● **Exercise task**
Output all lines exactly, with nothing added or dropped.

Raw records
----------

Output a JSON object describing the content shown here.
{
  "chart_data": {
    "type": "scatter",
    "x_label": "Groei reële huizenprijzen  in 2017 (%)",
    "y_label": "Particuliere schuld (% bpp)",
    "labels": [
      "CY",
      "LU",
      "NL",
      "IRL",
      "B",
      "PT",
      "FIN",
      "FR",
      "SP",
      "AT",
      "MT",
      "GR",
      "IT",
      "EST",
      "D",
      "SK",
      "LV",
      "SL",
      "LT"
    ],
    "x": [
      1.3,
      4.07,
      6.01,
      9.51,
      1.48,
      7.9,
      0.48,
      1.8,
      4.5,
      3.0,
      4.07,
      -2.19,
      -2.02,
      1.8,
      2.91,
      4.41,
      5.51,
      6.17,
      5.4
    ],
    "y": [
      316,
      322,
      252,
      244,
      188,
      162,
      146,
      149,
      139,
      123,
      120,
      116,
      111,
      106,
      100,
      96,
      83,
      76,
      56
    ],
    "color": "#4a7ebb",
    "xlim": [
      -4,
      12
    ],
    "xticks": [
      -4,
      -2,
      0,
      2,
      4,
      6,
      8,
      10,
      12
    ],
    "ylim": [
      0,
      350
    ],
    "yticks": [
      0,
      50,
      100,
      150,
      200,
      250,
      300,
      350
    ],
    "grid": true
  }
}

----------

● **Solution for this exercise**
Output a JSON object describing the content shown here.
{
  "chart_data": {
    "type": "scatter",
    "x_label": "Groei reële huizenprijzen  in 2017 (%)",
    "y_label": "Particuliere schuld (% bpp)",
    "labels": [
      "CY",
      "LU",
      "NL",
      "IRL",
      "B",
      "PT",
      "FIN",
      "FR",
      "SP",
      "AT",
      "MT",
      "GR",
      "IT",
      "EST",
      "D",
      "SK",
      "LV",
      "SL",
      "LT"
    ],
    "x": [
      1.3,
      4.07,
      6.01,
      9.51,
      1.48,
      7.9,
      0.48,
      1.8,
      4.5,
      3.0,
      4.07,
      -2.19,
      -2.02,
      1.8,
      2.91,
      4.41,
      5.51,
      6.17,
      5.4
    ],
    "y": [
      316,
      322,
      252,
      244,
      188,
      162,
      146,
      149,
      139,
      123,
      120,
      116,
      111,
      106,
      100,
      96,
      83,
      76,
      56
    ],
    "color": "#4a7ebb",
    "xlim": [
      -4,
      12
    ],
    "xticks": [
      -4,
      -2,
      0,
      2,
      4,
      6,
      8,
      10,
      12
    ],
    "ylim": [
      0,
      350
    ],
    "yticks": [
      0,
      50,
      100,
      150,
      200,
      250,
      300,
      350
    ],
    "grid": true
  }
}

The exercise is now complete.